A run of records:
>> Start

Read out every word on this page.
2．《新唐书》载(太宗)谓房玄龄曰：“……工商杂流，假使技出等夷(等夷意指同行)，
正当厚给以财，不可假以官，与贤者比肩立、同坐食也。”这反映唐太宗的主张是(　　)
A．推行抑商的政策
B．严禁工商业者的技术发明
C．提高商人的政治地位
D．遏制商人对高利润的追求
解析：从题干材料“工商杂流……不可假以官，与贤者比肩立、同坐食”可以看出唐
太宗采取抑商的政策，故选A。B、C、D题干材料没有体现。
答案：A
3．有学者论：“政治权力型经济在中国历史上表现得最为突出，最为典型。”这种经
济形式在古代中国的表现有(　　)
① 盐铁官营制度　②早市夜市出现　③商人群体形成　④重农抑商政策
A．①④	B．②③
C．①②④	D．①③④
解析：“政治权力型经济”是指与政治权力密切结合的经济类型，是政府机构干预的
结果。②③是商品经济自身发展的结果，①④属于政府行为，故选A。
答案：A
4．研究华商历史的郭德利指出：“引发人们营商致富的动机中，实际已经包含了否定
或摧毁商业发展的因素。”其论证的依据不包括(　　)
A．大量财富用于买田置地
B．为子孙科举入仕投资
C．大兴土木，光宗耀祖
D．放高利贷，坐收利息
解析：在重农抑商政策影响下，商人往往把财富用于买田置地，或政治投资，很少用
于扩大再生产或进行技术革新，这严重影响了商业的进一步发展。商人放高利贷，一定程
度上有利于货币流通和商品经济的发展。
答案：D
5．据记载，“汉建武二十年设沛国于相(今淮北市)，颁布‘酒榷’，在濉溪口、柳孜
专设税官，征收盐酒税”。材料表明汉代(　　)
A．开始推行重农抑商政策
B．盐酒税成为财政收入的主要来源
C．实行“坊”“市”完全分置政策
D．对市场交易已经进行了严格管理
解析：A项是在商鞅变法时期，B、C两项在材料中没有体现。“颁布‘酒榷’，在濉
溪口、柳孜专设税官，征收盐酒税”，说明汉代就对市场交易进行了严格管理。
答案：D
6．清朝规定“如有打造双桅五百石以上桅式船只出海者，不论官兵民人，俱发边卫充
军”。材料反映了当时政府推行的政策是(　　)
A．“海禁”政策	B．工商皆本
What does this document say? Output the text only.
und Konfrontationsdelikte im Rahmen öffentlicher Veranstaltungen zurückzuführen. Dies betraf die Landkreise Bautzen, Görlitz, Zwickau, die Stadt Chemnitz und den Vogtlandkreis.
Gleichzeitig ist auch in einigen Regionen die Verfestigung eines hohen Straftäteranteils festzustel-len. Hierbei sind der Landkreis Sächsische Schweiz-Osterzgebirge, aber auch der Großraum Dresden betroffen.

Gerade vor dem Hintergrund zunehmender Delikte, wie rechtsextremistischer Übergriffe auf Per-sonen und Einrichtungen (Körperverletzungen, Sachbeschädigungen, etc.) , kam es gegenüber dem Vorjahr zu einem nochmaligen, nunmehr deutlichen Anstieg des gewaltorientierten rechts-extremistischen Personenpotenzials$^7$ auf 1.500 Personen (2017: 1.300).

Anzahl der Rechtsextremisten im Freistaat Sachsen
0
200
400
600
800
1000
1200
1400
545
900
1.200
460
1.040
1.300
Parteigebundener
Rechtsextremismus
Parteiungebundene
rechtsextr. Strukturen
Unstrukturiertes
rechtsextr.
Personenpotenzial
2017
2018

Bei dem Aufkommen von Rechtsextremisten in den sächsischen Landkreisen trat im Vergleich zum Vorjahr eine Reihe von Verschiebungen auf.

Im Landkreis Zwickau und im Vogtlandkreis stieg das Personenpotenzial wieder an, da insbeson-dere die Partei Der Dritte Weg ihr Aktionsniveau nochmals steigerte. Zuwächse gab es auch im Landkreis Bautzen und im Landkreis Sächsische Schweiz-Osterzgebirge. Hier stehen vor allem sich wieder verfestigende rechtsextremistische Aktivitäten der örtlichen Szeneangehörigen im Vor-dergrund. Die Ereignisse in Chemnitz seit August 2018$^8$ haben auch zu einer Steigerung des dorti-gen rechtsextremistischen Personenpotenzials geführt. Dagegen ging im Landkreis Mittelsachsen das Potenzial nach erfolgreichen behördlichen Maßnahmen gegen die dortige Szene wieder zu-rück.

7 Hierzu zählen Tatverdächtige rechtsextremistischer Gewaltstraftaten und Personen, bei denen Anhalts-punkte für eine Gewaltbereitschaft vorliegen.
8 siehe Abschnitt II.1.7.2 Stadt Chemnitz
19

>> End

Output an exact copy of each record.

Task response:
Read out every word on this page.
2．《新唐书》载(太宗)谓房玄龄曰：“……工商杂流，假使技出等夷(等夷意指同行)，
正当厚给以财，不可假以官，与贤者比肩立、同坐食也。”这反映唐太宗的主张是(　　)
A．推行抑商的政策
B．严禁工商业者的技术发明
C．提高商人的政治地位
D．遏制商人对高利润的追求
解析：从题干材料“工商杂流……不可假以官，与贤者比肩立、同坐食”可以看出唐
太宗采取抑商的政策，故选A。B、C、D题干材料没有体现。
答案：A
3．有学者论：“政治权力型经济在中国历史上表现得最为突出，最为典型。”这种经
济形式在古代中国的表现有(　　)
① 盐铁官营制度　②早市夜市出现　③商人群体形成　④重农抑商政策
A．①④	B．②③
C．①②④	D．①③④
解析：“政治权力型经济”是指与政治权力密切结合的经济类型，是政府机构干预的
结果。②③是商品经济自身发展的结果，①④属于政府行为，故选A。
答案：A
4．研究华商历史的郭德利指出：“引发人们营商致富的动机中，实际已经包含了否定
或摧毁商业发展的因素。”其论证的依据不包括(　　)
A．大量财富用于买田置地
B．为子孙科举入仕投资
C．大兴土木，光宗耀祖
D．放高利贷，坐收利息
解析：在重农抑商政策影响下，商人往往把财富用于买田置地，或政治投资，很少用
于扩大再生产或进行技术革新，这严重影响了商业的进一步发展。商人放高利贷，一定程
度上有利于货币流通和商品经济的发展。
答案：D
5．据记载，“汉建武二十年设沛国于相(今淮北市)，颁布‘酒榷’，在濉溪口、柳孜
专设税官，征收盐酒税”。材料表明汉代(　　)
A．开始推行重农抑商政策
B．盐酒税成为财政收入的主要来源
C．实行“坊”“市”完全分置政策
D．对市场交易已经进行了严格管理
解析：A项是在商鞅变法时期，B、C两项在材料中没有体现。“颁布‘酒榷’，在濉
溪口、柳孜专设税官，征收盐酒税”，说明汉代就对市场交易进行了严格管理。
答案：D
6．清朝规定“如有打造双桅五百石以上桅式船只出海者，不论官兵民人，俱发边卫充
军”。材料反映了当时政府推行的政策是(　　)
A．“海禁”政策	B．工商皆本
What does this document say? Output the text only.
und Konfrontationsdelikte im Rahmen öffentlicher Veranstaltungen zurückzuführen. Dies betraf die Landkreise Bautzen, Görlitz, Zwickau, die Stadt Chemnitz und den Vogtlandkreis.
Gleichzeitig ist auch in einigen Regionen die Verfestigung eines hohen Straftäteranteils festzustel-len. Hierbei sind der Landkreis Sächsische Schweiz-Osterzgebirge, aber auch der Großraum Dresden betroffen.

Gerade vor dem Hintergrund zunehmender Delikte, wie rechtsextremistischer Übergriffe auf Per-sonen und Einrichtungen (Körperverletzungen, Sachbeschädigungen, etc.) , kam es gegenüber dem Vorjahr zu einem nochmaligen, nunmehr deutlichen Anstieg des gewaltorientierten rechts-extremistischen Personenpotenzials$^7$ auf 1.500 Personen (2017: 1.300).

Anzahl der Rechtsextremisten im Freistaat Sachsen
0
200
400
600
800
1000
1200
1400
545
900
1.200
460
1.040
1.300
Parteigebundener
Rechtsextremismus
Parteiungebundene
rechtsextr. Strukturen
Unstrukturiertes
rechtsextr.
Personenpotenzial
2017
2018

Bei dem Aufkommen von Rechtsextremisten in den sächsischen Landkreisen trat im Vergleich zum Vorjahr eine Reihe von Verschiebungen auf.

Im Landkreis Zwickau und im Vogtlandkreis stieg das Personenpotenzial wieder an, da insbeson-dere die Partei Der Dritte Weg ihr Aktionsniveau nochmals steigerte. Zuwächse gab es auch im Landkreis Bautzen und im Landkreis Sächsische Schweiz-Osterzgebirge. Hier stehen vor allem sich wieder verfestigende rechtsextremistische Aktivitäten der örtlichen Szeneangehörigen im Vor-dergrund. Die Ereignisse in Chemnitz seit August 2018$^8$ haben auch zu einer Steigerung des dorti-gen rechtsextremistischen Personenpotenzials geführt. Dagegen ging im Landkreis Mittelsachsen das Potenzial nach erfolgreichen behördlichen Maßnahmen gegen die dortige Szene wieder zu-rück.

7 Hierzu zählen Tatverdächtige rechtsextremistischer Gewaltstraftaten und Personen, bei denen Anhalts-punkte für eine Gewaltbereitschaft vorliegen.
8 siehe Abschnitt II.1.7.2 Stadt Chemnitz
19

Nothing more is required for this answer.